## Objective
Find every line below that contains the word "border" and copy it out.

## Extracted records
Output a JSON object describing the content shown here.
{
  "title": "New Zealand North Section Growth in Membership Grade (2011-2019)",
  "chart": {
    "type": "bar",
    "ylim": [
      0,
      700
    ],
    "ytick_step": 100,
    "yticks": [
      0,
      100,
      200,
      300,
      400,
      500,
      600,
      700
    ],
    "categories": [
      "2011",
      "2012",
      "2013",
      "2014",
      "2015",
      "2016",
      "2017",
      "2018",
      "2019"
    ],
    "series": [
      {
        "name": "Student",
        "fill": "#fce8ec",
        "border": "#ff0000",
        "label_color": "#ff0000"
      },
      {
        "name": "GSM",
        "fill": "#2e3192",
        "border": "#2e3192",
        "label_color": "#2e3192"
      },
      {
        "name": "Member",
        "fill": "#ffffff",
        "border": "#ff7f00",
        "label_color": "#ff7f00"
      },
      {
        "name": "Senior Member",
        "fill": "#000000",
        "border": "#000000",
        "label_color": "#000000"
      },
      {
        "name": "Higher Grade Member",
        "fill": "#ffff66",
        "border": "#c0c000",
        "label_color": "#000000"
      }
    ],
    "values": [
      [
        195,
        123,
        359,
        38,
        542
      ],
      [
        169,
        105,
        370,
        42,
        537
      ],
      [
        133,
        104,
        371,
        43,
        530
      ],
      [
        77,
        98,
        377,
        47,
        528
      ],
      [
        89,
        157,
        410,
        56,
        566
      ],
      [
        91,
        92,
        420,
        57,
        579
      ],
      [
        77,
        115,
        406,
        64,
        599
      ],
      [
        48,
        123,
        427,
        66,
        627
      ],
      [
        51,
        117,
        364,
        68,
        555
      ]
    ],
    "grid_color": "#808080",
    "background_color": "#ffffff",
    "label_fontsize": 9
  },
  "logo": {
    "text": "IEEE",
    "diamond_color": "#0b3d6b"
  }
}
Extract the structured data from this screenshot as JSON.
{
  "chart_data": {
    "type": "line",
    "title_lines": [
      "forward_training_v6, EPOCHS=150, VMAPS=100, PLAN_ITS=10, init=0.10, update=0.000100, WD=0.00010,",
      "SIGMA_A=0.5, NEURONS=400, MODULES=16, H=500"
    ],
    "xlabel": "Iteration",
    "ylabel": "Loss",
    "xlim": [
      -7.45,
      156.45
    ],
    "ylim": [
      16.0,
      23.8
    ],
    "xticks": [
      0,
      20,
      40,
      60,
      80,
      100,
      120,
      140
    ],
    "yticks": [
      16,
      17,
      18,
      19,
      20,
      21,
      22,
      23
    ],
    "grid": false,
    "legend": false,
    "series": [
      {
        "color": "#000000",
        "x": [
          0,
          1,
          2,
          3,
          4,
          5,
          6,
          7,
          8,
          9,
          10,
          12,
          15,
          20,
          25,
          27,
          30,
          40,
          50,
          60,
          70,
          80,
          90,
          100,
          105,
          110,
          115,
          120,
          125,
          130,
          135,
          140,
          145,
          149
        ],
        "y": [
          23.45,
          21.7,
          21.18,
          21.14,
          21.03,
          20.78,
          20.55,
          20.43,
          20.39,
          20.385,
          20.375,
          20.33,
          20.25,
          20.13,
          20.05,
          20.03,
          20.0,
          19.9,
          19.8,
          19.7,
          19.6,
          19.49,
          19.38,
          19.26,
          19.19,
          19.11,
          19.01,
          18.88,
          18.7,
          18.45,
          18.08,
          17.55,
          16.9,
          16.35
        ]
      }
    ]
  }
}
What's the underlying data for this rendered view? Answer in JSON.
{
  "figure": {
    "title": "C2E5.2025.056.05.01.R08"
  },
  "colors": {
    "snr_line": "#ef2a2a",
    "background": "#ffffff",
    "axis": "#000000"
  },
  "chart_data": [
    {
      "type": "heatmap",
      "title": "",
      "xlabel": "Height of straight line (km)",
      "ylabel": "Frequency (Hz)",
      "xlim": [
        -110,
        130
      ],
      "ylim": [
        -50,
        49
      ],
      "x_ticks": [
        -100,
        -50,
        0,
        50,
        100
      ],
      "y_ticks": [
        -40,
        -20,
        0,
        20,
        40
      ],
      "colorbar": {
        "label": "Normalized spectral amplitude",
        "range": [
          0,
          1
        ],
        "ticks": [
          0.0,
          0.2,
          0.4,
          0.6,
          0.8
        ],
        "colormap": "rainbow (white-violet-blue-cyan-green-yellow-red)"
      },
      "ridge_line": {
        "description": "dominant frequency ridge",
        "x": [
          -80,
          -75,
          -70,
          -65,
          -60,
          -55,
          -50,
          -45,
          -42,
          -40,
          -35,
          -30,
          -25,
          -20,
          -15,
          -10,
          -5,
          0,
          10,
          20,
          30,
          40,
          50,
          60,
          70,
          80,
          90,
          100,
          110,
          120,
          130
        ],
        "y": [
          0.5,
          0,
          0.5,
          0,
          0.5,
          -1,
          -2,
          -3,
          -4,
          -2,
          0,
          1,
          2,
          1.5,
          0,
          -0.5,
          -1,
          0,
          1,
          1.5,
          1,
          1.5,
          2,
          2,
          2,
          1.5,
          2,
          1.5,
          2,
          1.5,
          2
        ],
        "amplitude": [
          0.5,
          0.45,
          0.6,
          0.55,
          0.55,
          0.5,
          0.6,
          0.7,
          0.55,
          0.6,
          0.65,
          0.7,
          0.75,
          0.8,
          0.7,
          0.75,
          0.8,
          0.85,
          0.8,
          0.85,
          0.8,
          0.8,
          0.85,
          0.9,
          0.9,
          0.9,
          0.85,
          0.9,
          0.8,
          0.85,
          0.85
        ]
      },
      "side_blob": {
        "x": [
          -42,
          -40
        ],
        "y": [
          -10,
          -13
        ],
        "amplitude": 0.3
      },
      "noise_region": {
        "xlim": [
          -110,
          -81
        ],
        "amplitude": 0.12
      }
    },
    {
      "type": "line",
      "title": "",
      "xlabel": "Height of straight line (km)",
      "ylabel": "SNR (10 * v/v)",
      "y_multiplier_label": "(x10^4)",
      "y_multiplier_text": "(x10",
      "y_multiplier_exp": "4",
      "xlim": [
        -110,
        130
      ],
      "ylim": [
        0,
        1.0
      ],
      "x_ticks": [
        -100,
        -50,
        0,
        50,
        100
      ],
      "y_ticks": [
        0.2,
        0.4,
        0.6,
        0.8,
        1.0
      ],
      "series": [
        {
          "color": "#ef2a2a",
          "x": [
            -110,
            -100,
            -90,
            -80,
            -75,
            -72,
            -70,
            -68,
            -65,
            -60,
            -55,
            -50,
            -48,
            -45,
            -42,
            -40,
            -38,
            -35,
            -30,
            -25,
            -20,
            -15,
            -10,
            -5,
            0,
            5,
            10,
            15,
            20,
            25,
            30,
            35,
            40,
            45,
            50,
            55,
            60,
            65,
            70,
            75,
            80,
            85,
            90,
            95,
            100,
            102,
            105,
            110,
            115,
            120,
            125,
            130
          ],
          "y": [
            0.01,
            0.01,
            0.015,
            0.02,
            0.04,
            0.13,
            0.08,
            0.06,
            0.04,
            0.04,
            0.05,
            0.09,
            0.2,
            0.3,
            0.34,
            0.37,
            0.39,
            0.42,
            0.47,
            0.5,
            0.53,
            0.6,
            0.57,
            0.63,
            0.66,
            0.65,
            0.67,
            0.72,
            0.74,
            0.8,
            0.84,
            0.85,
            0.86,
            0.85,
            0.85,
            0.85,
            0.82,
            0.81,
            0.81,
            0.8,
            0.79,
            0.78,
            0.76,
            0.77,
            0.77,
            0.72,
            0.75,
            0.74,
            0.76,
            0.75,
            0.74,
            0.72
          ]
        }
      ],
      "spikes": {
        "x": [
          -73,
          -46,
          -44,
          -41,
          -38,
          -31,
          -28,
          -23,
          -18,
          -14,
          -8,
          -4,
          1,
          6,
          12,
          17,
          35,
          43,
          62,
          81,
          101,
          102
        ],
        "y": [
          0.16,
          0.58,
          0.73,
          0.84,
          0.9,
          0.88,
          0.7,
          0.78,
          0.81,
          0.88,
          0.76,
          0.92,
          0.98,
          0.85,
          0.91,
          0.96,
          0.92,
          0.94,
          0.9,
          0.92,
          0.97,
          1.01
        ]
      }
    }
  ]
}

## Written solution
        "border": "#ff0000",
        "border": "#2e3192",
        "border": "#ff7f00",
        "border": "#000000",
        "border": "#c0c000",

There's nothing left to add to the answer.